● **WHAT TO WORK ON**:
Scan the data below. Pull out each line where "Decode" occurs.

● **EXERCISE DATA**:
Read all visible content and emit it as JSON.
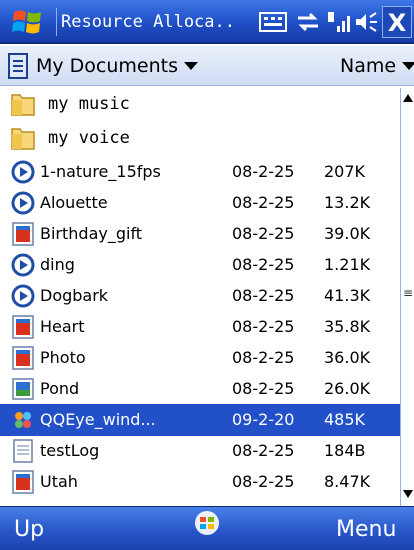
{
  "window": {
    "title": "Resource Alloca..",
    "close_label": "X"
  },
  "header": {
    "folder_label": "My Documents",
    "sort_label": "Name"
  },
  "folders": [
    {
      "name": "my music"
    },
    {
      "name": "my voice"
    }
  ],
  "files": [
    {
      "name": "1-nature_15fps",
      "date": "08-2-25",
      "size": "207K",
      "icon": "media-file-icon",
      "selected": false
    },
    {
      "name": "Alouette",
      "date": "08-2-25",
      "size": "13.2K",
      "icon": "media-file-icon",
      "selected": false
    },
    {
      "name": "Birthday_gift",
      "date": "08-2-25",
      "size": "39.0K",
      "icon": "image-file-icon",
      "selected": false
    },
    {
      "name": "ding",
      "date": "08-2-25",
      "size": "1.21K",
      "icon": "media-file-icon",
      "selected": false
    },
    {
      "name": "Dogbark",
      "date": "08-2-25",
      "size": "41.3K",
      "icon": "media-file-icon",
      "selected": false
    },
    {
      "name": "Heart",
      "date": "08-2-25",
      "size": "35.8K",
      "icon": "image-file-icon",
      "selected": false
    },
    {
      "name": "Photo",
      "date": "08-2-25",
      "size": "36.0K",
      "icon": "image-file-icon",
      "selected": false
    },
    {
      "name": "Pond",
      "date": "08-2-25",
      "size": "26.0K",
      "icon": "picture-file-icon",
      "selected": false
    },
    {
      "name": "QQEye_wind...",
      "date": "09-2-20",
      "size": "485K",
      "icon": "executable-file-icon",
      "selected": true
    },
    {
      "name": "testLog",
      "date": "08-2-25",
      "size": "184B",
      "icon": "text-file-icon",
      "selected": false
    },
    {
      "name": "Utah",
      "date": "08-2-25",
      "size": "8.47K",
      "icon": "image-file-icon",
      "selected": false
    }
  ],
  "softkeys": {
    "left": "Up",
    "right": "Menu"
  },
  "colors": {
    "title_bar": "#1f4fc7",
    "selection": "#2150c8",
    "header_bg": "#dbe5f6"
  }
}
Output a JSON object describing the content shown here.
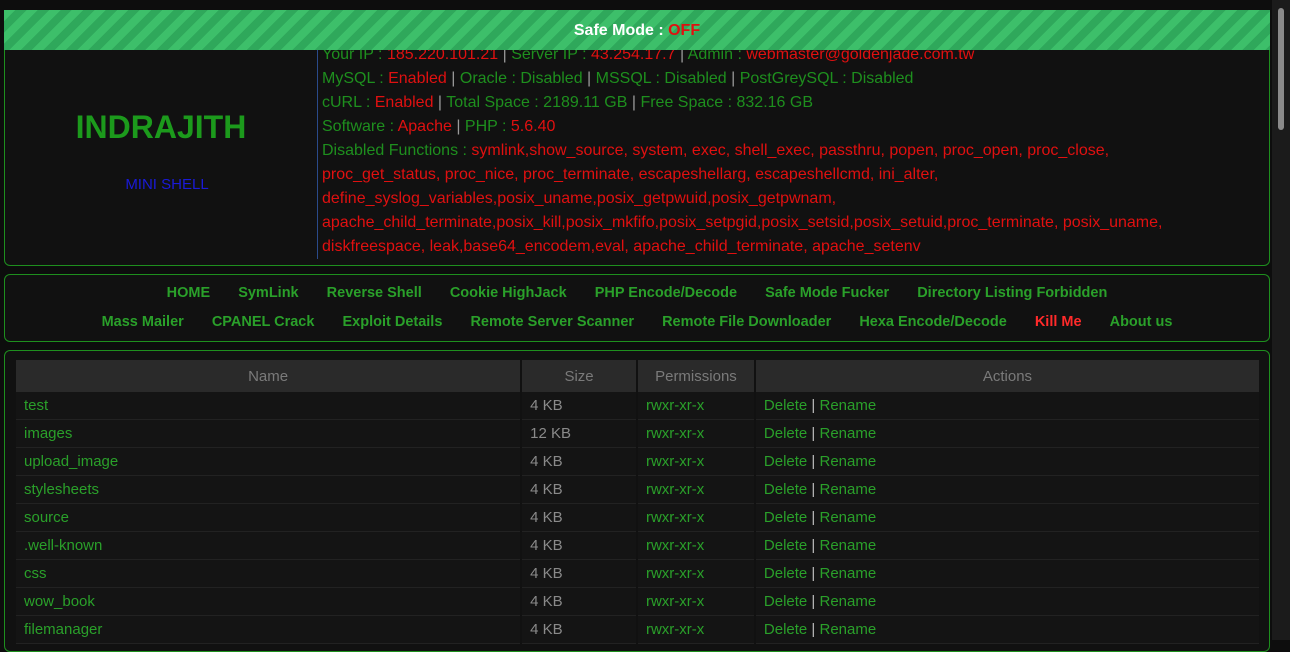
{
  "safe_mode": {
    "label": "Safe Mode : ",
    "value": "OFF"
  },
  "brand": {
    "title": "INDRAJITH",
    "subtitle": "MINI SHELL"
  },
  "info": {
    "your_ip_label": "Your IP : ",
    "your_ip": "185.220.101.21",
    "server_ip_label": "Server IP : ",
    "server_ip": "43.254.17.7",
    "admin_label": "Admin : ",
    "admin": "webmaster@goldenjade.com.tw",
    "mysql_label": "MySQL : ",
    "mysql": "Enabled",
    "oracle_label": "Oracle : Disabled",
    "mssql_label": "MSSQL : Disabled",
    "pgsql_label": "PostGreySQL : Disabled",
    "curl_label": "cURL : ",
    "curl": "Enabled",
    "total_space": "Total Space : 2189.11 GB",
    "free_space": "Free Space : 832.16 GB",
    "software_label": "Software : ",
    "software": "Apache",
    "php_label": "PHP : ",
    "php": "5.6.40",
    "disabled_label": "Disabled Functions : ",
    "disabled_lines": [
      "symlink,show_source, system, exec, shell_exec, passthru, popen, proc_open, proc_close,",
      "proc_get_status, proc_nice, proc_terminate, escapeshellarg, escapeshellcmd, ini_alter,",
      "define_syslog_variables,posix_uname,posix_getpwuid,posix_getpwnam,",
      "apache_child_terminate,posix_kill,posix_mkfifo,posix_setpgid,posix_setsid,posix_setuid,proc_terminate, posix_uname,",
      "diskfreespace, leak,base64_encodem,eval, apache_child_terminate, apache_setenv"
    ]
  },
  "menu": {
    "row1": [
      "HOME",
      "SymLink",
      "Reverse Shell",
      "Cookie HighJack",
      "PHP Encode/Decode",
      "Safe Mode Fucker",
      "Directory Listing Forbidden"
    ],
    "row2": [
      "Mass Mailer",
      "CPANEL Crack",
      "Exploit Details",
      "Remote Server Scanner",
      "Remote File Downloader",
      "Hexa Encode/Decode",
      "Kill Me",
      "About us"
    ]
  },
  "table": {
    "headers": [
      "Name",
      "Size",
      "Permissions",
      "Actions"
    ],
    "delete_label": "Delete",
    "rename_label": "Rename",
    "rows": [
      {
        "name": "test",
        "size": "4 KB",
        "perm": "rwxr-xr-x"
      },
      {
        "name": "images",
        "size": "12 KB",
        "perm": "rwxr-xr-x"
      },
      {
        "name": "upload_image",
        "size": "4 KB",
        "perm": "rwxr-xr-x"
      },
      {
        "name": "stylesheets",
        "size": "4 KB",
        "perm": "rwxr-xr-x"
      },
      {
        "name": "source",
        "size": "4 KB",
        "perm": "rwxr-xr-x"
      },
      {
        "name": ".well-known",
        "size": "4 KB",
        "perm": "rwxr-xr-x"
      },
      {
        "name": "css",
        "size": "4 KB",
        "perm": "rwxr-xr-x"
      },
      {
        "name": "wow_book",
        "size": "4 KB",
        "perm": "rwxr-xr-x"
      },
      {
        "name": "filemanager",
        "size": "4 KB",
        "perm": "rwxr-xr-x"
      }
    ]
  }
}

● **CORRECT OUTPUT**:
      "PHP Encode/Decode",
      "Hexa Encode/Decode",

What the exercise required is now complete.